In the wake of every mass shooting, there are always a bunch of thinkpieces about how such things could be avoided. They've become as much a part of the grotesque routine as grim presidential statements, media narratives about the shooters, paranoia about gun criminalization, and the uptick in gun and ammo sales.
One of the more popular thinkpiece themes, rooted in and in response to the narrative that mass shooters are socially isolated, is that it is our collective responsibility to reach out to one another.
Here's a perfect example, which I read this morning, in which the writer urges the reader to assume personal responsibility for reaching out to the people around us, because that's the only thing that will work, since mass shootings are as unstoppable as natural disasters: "You'd have as much luck passing regulation against tornadoes. It would be equally as effective."
I know what you're thinking. That's never going to work because no one is going to make the effort to connect with the strange kid sitting by himself at lunch each day. No one is going to reach out to the gawky, awkward guy at work and ask him about his weekend. You're probably right and that's an absolute shame.The idea that community is important profoundly resonates with me, as anyone who has spent more than five seconds in this space certainly already knows. But this argument elides a couple of key points about many US mass shooters.
...No entity can do anything meaningful (more than is presently being done) to thwart a disaffected person hell-bent on committing such an act.
But you can.

• Dataset records:
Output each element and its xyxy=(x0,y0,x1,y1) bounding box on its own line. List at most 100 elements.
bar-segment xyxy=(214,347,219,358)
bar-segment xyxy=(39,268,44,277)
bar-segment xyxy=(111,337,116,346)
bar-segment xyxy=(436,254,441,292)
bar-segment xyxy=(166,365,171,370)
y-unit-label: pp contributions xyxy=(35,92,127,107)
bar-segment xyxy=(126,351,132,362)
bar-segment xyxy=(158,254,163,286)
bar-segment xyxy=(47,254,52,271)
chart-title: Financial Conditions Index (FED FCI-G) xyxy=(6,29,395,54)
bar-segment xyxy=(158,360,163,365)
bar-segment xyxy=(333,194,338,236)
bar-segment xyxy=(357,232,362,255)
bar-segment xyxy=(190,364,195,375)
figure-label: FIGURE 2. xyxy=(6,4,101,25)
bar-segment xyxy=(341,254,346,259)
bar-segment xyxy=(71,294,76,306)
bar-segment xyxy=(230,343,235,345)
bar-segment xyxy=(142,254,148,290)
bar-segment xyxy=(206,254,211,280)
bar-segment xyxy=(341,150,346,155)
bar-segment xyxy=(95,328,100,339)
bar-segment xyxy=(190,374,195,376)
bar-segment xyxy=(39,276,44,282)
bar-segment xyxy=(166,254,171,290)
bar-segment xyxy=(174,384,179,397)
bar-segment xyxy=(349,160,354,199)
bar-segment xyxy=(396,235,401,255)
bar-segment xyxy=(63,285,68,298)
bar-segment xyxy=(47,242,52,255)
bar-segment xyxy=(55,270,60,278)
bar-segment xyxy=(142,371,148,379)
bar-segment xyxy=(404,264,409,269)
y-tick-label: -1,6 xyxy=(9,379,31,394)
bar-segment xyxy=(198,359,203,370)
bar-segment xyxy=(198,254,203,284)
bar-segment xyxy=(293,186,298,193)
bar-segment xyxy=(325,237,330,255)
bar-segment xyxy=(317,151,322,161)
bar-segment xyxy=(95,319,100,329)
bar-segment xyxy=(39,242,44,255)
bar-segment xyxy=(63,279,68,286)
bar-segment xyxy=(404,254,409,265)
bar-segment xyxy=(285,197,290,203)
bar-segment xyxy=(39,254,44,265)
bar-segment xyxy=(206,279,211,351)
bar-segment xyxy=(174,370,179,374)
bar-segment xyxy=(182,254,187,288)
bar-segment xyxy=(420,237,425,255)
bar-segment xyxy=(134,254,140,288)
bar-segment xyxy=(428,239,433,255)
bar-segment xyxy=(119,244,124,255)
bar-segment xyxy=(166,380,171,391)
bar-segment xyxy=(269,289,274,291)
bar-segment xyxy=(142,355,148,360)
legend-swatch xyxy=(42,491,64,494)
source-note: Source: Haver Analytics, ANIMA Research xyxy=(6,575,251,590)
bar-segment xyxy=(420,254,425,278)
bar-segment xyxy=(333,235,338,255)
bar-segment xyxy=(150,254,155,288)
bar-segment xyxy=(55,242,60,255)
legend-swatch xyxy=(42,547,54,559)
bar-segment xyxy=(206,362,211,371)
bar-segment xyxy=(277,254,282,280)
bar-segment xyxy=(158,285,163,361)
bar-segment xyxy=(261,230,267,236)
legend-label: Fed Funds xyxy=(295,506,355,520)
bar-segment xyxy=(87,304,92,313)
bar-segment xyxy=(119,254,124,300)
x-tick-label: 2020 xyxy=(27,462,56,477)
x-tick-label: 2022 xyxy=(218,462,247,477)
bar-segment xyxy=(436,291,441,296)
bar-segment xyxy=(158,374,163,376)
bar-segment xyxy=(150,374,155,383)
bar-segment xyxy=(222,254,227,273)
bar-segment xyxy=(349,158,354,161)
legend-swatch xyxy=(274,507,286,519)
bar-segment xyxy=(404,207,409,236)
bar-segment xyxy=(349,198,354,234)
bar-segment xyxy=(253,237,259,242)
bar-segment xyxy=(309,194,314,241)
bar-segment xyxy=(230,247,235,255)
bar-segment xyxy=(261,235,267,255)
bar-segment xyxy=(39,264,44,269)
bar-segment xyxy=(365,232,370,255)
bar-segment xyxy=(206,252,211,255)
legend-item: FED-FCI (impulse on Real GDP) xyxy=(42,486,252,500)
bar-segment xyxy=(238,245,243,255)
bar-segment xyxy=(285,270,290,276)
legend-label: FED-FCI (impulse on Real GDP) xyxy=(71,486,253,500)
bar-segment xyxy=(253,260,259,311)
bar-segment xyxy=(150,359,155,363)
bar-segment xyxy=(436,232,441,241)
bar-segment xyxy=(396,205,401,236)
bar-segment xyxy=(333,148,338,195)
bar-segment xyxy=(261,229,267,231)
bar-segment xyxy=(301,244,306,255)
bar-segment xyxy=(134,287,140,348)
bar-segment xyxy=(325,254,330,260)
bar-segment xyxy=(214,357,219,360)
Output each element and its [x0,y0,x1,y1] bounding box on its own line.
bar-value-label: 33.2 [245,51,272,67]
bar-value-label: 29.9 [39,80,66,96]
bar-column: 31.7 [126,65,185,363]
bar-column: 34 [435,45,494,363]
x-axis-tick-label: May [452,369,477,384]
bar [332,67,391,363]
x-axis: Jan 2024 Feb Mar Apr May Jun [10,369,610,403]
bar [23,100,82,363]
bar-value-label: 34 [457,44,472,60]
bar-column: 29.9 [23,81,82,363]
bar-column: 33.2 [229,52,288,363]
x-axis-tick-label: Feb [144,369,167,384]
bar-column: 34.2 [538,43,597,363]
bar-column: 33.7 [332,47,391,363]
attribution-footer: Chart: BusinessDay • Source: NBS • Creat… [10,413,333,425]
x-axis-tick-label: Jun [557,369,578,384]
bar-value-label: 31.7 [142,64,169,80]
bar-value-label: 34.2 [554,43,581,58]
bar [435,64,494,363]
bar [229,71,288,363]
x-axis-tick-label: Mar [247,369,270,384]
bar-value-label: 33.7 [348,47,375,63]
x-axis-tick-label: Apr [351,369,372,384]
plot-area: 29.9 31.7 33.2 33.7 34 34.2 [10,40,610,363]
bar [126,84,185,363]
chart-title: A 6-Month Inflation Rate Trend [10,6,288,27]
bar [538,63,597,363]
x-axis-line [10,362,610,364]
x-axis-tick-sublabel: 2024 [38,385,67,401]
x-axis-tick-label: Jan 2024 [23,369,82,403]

• Problem description:
Rewrite the passage from the mass-shootings text above, starting with "I know what" and going on through "US mass shooters.", with "lunch" changed to "recess".

• Answer space:
I know what you're thinking. That's never going to work because no one is going to make the effort to connect with the strange kid sitting by himself at recess each day. No one is going to reach out to the gawky, awkward guy at work and ask him about his weekend. You're probably right and that's an absolute shame.The idea that community is important profoundly resonates with me, as anyone who has spent more than five seconds in this space certainly already knows. But this argument elides a couple of key points about many US mass shooters.